> Written problem:
In the material below, identify each line bearing the word "color". Reproduce those lines.
• • • • • • •
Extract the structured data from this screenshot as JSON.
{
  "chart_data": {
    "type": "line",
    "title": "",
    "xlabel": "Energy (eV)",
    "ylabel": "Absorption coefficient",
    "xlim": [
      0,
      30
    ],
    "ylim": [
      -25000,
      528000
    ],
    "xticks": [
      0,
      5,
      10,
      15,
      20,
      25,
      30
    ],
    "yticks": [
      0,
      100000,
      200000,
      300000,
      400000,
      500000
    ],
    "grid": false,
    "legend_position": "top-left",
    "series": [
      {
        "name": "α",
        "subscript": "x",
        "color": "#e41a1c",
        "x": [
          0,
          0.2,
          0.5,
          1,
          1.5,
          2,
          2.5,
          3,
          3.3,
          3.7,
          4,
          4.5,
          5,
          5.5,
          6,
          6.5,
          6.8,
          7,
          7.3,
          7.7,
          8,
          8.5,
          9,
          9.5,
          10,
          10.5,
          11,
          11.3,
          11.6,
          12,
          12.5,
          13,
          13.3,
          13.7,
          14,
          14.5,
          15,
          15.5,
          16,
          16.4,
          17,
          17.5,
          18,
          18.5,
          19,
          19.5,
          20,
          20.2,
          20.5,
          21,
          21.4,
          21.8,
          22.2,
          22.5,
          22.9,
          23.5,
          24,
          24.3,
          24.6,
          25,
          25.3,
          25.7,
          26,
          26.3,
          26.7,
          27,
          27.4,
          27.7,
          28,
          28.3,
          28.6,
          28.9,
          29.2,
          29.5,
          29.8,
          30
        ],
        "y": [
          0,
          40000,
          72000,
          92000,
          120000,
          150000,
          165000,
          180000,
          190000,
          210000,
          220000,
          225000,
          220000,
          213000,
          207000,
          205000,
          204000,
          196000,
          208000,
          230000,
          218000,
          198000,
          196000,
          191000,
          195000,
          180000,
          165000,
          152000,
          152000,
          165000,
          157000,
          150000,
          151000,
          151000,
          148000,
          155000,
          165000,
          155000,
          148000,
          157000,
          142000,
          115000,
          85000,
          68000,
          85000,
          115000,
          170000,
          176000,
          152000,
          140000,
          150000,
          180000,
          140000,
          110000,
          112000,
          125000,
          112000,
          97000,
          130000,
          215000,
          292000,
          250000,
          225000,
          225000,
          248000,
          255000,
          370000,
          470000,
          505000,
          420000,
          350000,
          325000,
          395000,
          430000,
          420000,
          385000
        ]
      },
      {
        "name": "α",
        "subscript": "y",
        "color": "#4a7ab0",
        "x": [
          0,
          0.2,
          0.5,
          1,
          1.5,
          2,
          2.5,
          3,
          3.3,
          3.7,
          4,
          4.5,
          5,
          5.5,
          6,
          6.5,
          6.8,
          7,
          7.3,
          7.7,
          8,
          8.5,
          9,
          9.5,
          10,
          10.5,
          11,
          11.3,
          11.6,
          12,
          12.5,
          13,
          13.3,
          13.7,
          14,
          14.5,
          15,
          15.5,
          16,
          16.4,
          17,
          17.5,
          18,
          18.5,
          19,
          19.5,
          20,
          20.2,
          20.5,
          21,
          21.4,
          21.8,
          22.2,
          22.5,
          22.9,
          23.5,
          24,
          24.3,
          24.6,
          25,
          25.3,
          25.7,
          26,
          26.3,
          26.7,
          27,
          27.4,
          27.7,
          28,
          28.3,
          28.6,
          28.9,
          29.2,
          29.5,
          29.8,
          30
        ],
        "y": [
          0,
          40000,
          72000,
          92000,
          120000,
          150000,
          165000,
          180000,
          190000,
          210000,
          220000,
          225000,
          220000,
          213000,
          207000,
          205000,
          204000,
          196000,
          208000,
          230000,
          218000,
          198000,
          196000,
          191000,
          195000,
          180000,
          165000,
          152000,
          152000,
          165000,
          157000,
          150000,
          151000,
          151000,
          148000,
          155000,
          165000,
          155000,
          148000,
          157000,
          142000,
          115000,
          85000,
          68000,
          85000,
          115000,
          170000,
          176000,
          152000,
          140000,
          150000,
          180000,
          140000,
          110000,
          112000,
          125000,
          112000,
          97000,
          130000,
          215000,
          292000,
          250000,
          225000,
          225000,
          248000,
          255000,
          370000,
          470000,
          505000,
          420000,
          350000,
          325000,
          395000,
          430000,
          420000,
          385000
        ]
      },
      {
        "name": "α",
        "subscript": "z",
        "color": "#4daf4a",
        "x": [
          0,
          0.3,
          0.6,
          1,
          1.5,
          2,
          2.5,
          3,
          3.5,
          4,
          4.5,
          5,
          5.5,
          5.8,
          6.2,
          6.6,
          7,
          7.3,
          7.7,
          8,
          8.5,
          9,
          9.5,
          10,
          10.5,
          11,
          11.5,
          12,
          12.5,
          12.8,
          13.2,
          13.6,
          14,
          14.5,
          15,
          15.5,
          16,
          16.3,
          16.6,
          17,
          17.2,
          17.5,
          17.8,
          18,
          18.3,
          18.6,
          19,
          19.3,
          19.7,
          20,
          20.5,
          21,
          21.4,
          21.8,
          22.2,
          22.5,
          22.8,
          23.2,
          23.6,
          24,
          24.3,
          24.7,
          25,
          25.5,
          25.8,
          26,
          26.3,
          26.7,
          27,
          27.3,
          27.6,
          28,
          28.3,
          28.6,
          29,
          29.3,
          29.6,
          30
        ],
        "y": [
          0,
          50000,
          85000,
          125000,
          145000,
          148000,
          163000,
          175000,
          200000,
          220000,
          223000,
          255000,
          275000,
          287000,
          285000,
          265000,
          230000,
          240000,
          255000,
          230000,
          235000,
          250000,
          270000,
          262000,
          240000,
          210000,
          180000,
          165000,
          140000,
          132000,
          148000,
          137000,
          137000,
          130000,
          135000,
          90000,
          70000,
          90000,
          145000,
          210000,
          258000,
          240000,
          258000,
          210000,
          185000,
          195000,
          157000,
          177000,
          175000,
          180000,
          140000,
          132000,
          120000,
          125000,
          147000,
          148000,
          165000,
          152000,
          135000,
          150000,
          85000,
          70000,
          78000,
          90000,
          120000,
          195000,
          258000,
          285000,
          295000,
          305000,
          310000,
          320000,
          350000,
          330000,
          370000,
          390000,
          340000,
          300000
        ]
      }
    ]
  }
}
• • • • • • •
> Full response:
        "color": "#e41a1c",
        "color": "#4a7ab0",
        "color": "#4daf4a",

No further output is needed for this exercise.